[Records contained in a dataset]
######

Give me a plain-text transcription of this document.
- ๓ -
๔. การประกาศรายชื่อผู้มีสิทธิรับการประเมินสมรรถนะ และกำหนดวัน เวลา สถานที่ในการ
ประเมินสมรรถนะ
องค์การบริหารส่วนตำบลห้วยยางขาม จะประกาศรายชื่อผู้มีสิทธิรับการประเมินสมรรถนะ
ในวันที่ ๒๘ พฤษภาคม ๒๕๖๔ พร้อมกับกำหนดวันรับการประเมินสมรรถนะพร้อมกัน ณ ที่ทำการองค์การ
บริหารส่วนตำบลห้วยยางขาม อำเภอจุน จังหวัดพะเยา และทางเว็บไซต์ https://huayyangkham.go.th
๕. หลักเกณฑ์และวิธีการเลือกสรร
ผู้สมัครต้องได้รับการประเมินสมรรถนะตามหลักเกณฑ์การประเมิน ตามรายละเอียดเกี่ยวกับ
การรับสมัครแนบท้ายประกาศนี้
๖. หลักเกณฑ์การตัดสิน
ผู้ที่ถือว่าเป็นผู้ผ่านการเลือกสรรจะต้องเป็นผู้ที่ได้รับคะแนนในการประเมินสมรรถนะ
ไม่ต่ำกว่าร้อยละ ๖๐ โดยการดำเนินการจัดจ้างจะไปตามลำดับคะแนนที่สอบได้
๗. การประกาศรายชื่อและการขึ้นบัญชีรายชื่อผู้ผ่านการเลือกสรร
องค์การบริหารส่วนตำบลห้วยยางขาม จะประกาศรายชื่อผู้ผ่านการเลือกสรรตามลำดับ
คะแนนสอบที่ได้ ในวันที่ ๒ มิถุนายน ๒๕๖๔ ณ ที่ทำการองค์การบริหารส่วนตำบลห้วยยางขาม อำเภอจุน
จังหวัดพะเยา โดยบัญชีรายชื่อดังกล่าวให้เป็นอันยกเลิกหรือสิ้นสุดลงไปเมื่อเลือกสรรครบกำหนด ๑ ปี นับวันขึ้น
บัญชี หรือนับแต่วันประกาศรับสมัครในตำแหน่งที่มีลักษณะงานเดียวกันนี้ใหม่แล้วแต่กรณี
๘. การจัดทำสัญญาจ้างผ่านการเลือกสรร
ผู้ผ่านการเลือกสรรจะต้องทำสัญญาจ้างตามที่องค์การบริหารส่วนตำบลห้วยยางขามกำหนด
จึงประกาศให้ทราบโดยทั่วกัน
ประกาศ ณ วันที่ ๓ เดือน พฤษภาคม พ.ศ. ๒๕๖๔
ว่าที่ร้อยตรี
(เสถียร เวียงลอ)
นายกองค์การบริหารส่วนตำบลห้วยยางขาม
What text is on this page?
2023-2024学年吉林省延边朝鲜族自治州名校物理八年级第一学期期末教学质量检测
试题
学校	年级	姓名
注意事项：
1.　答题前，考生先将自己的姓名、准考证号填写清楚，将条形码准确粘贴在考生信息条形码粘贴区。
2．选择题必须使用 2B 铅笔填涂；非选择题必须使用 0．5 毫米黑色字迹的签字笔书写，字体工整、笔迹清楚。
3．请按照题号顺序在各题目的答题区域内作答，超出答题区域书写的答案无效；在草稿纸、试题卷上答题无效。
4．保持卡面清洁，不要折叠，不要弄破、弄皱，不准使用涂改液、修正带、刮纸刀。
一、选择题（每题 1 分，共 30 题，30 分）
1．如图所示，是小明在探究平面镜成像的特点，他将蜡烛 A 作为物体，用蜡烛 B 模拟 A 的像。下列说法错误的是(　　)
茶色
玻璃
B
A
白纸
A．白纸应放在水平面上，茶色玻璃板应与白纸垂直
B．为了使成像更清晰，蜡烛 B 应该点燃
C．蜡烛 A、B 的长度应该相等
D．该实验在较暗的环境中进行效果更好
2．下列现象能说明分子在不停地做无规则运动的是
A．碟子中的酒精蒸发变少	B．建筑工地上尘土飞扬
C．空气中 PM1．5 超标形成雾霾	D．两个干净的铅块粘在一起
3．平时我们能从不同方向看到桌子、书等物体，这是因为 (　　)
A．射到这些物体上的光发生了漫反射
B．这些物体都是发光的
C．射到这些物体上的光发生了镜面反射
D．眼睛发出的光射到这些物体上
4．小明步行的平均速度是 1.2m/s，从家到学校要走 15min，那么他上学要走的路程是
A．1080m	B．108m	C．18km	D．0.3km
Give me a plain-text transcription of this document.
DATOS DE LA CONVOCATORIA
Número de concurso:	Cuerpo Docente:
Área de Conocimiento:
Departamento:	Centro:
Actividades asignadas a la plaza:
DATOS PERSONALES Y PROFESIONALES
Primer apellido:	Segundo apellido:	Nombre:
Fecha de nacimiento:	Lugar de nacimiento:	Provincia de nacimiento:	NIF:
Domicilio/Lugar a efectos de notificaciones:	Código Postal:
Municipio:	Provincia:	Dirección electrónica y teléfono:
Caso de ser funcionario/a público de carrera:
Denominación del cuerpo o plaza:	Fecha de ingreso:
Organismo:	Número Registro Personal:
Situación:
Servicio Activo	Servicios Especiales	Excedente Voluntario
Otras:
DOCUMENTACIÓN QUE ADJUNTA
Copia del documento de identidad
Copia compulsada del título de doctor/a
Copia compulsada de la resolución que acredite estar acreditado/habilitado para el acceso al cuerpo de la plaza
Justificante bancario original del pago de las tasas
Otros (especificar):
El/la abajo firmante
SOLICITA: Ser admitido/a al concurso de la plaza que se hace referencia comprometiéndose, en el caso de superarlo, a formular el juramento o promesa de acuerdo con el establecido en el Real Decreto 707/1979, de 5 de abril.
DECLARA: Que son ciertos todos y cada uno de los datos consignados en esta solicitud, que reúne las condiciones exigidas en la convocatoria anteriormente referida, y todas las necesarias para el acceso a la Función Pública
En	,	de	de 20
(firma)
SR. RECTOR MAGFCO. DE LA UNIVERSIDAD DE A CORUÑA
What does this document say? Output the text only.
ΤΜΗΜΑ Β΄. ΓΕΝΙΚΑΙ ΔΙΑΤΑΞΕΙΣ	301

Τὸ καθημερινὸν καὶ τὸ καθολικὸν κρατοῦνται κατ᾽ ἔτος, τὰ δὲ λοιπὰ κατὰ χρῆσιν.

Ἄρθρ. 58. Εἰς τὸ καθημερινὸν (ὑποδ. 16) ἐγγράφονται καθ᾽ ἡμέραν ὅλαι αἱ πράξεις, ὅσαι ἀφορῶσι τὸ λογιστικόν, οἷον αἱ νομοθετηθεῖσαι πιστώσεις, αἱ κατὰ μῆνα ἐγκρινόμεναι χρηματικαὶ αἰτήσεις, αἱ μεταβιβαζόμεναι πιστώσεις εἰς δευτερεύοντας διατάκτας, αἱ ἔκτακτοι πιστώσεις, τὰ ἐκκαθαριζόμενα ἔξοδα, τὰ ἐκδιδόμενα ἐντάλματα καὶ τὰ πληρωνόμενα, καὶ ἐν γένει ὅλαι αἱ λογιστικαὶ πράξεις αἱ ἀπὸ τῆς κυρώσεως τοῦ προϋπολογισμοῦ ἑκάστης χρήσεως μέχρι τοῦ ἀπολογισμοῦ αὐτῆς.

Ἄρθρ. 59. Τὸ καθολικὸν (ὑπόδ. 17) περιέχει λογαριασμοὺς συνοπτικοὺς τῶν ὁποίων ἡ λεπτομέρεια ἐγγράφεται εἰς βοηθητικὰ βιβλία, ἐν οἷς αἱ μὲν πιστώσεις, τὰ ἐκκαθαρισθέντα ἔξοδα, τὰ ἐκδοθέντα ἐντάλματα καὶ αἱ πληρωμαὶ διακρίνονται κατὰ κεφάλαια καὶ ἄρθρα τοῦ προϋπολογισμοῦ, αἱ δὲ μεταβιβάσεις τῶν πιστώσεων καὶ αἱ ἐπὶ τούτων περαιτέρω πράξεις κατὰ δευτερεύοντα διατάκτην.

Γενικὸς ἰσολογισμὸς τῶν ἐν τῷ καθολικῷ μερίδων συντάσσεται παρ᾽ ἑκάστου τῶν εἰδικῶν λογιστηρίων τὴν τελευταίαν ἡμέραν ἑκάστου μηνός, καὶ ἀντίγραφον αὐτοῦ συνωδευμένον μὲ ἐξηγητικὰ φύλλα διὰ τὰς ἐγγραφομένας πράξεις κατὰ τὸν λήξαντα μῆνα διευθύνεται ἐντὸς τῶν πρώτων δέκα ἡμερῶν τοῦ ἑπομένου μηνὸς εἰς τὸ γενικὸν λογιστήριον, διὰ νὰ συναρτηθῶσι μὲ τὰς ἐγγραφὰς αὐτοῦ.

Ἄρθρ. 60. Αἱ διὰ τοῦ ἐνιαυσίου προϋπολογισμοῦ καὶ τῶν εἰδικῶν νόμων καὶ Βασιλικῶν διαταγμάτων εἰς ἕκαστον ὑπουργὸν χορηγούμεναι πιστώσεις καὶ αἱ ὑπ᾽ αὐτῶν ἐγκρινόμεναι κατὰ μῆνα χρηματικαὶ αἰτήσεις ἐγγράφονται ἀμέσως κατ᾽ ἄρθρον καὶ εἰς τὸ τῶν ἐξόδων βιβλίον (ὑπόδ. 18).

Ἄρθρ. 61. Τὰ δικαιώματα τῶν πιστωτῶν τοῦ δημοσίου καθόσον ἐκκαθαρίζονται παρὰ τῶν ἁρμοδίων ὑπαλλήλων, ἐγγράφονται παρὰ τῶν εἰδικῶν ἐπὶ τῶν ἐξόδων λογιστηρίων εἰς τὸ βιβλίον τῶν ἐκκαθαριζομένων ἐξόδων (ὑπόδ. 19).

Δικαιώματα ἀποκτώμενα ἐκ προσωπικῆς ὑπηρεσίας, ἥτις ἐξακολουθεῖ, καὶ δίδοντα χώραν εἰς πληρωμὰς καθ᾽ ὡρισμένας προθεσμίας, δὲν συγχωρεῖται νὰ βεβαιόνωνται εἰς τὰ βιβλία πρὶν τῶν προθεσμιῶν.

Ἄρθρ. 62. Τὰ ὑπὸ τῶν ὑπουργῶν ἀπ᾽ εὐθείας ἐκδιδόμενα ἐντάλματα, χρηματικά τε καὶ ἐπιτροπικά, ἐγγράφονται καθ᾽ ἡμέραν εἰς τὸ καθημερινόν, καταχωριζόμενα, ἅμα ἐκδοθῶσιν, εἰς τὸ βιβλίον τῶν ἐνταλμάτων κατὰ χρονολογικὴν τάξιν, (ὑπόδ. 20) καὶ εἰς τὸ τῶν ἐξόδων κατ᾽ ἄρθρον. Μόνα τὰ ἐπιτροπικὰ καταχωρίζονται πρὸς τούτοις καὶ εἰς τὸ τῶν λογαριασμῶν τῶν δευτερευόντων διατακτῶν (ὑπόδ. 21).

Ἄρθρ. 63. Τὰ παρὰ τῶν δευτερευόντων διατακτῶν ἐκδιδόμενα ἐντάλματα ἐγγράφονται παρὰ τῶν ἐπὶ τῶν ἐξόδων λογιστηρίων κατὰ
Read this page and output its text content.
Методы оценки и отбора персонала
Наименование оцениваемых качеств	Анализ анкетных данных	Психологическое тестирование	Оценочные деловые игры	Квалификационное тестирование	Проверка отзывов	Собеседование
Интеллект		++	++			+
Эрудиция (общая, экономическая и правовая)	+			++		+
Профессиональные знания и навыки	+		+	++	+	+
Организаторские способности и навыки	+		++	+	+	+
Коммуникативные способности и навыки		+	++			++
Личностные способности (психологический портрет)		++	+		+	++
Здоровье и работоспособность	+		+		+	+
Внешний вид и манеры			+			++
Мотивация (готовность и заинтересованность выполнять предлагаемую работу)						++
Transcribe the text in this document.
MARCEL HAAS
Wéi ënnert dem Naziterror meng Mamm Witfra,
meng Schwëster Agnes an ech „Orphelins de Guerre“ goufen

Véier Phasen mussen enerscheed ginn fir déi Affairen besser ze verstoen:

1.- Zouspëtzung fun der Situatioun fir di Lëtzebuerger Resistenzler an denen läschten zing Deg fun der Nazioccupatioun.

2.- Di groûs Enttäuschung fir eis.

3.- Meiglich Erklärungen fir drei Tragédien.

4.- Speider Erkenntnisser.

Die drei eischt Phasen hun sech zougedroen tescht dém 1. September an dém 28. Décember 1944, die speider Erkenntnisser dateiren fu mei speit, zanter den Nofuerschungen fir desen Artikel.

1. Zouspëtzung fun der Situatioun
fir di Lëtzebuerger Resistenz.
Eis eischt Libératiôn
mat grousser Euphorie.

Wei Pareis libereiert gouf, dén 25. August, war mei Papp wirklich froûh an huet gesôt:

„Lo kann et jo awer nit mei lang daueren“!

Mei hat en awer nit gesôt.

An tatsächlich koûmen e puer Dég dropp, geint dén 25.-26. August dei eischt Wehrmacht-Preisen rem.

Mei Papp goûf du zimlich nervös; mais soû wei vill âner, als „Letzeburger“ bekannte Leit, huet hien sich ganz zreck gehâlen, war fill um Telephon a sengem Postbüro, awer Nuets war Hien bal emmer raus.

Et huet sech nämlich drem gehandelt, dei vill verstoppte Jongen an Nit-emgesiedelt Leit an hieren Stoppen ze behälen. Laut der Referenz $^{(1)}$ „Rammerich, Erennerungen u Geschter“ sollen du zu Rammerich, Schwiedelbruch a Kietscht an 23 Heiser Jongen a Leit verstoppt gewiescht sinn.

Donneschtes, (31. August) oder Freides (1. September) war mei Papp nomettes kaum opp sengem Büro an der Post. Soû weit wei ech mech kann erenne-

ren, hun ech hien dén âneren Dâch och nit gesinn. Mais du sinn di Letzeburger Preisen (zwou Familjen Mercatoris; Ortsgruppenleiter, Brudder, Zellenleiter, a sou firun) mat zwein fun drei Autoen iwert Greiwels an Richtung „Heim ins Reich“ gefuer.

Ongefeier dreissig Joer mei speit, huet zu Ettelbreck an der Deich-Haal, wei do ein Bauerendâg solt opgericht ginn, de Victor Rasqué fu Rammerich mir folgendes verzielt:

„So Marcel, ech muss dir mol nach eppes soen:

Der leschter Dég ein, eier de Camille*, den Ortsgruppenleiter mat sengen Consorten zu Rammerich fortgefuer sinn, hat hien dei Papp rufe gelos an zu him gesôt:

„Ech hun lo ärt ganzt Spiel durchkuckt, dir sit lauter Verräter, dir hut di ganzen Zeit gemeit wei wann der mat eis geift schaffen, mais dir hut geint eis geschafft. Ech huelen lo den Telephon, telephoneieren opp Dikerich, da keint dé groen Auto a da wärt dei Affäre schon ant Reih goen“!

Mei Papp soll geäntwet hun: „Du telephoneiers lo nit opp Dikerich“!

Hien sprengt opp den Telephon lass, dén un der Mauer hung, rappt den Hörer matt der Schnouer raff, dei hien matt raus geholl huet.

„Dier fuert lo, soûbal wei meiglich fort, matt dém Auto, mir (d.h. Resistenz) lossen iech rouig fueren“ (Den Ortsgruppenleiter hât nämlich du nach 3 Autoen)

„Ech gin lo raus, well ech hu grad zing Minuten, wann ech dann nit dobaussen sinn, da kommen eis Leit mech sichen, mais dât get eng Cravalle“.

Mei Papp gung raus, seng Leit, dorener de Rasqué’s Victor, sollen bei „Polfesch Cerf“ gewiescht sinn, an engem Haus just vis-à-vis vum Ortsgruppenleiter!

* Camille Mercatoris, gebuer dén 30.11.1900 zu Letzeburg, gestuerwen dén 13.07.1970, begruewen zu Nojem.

######

* Exercise requirements:
Find every line in the listing that holds the string "Phasen", then say how many there are as a bare number.

* Written answer:
2